#### [PROBLEM]
Can you copy out the data exactly? Leave the images out.

#### [INPUT ROWS]
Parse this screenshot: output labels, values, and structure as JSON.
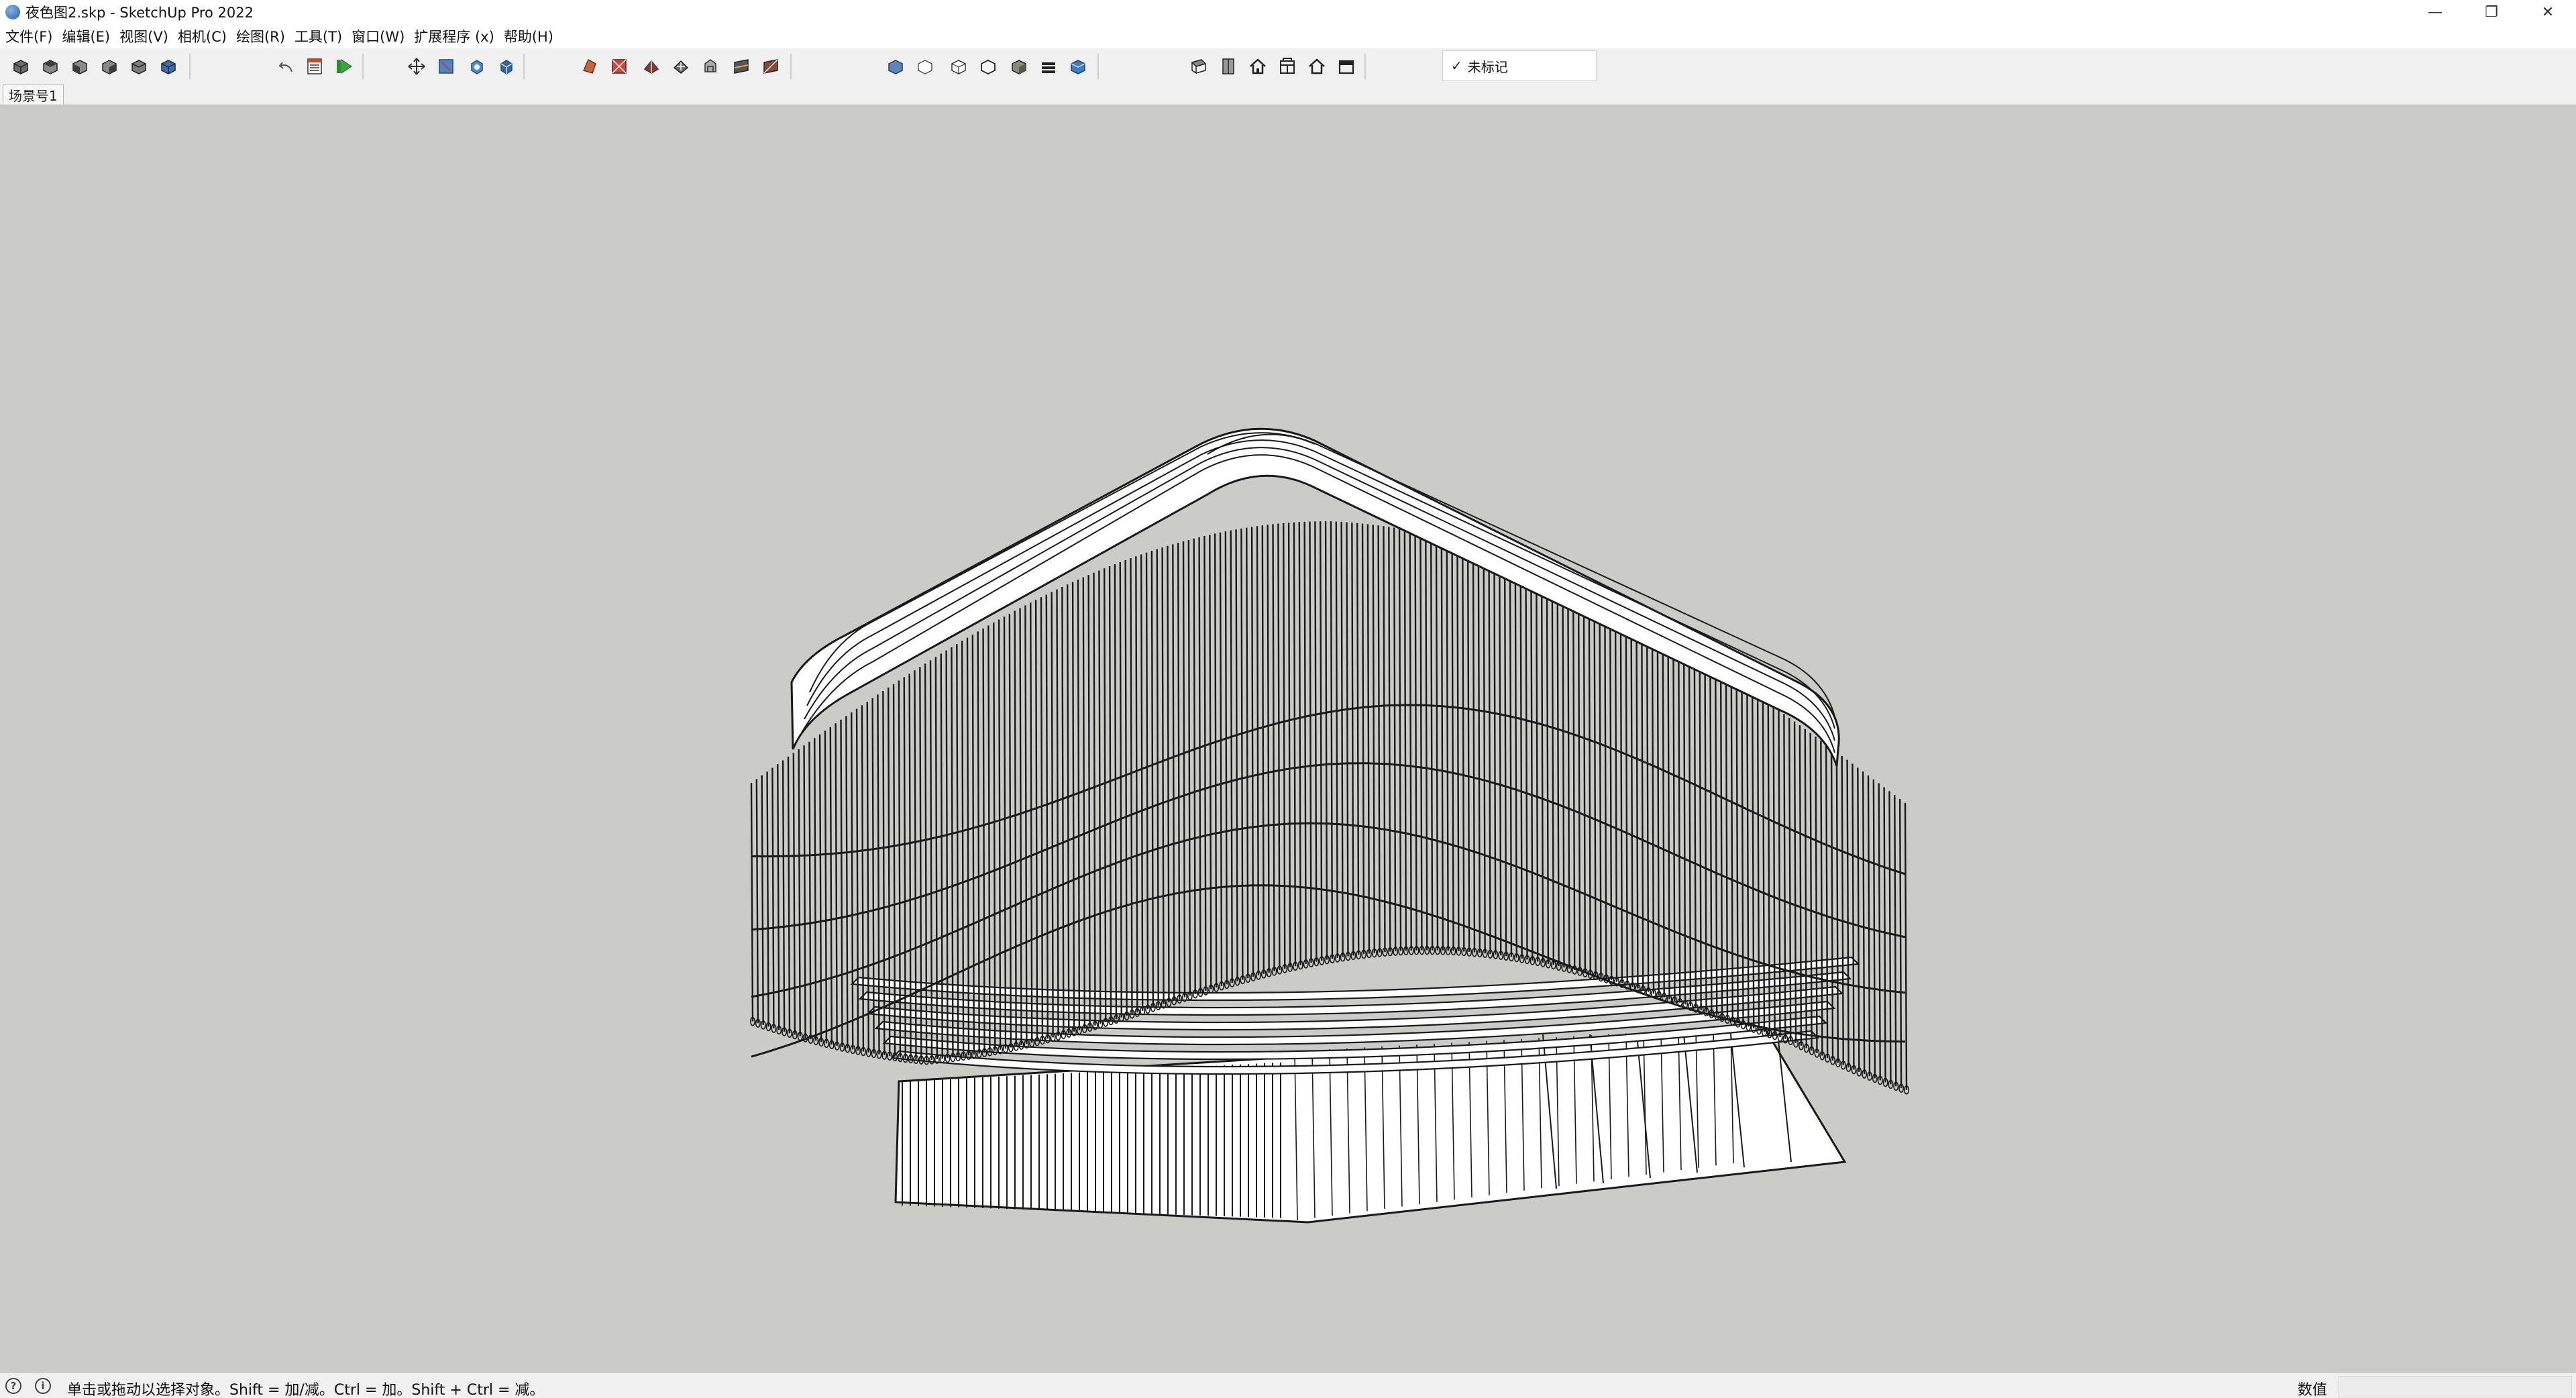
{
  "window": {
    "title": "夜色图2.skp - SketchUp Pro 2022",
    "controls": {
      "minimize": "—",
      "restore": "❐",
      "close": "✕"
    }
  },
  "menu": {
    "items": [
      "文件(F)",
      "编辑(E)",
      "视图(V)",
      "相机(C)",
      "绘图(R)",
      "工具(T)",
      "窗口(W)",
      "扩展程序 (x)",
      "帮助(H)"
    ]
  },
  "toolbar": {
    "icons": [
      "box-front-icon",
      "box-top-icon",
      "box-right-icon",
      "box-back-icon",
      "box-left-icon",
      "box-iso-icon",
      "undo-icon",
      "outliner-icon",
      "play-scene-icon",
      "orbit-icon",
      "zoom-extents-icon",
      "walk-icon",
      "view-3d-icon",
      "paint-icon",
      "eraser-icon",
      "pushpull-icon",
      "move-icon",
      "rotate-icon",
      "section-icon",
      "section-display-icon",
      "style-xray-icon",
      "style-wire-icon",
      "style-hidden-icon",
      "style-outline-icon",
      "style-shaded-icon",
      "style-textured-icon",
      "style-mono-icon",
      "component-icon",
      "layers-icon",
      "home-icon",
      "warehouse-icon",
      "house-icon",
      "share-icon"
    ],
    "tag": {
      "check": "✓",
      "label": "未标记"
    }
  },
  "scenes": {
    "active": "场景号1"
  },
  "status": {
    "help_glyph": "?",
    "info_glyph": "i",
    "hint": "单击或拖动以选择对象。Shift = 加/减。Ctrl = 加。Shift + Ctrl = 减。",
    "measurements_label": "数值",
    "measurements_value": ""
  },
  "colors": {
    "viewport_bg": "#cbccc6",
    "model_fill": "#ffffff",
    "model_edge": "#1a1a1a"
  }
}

#### [EXERCISE SOLUTION]
Parse this screenshot: output labels, values, and structure as JSON.
{
  "window": {
    "title": "夜色图2.skp - SketchUp Pro 2022",
    "controls": {
      "minimize": "—",
      "restore": "❐",
      "close": "✕"
    }
  },
  "menu": {
    "items": [
      "文件(F)",
      "编辑(E)",
      "视图(V)",
      "相机(C)",
      "绘图(R)",
      "工具(T)",
      "窗口(W)",
      "扩展程序 (x)",
      "帮助(H)"
    ]
  },
  "toolbar": {
    "icons": [
      "box-front-icon",
      "box-top-icon",
      "box-right-icon",
      "box-back-icon",
      "box-left-icon",
      "box-iso-icon",
      "undo-icon",
      "outliner-icon",
      "play-scene-icon",
      "orbit-icon",
      "zoom-extents-icon",
      "walk-icon",
      "view-3d-icon",
      "paint-icon",
      "eraser-icon",
      "pushpull-icon",
      "move-icon",
      "rotate-icon",
      "section-icon",
      "section-display-icon",
      "style-xray-icon",
      "style-wire-icon",
      "style-hidden-icon",
      "style-outline-icon",
      "style-shaded-icon",
      "style-textured-icon",
      "style-mono-icon",
      "component-icon",
      "layers-icon",
      "home-icon",
      "warehouse-icon",
      "house-icon",
      "share-icon"
    ],
    "tag": {
      "check": "✓",
      "label": "未标记"
    }
  },
  "scenes": {
    "active": "场景号1"
  },
  "status": {
    "help_glyph": "?",
    "info_glyph": "i",
    "hint": "单击或拖动以选择对象。Shift = 加/减。Ctrl = 加。Shift + Ctrl = 减。",
    "measurements_label": "数值",
    "measurements_value": ""
  },
  "colors": {
    "viewport_bg": "#cbccc6",
    "model_fill": "#ffffff",
    "model_edge": "#1a1a1a"
  }
}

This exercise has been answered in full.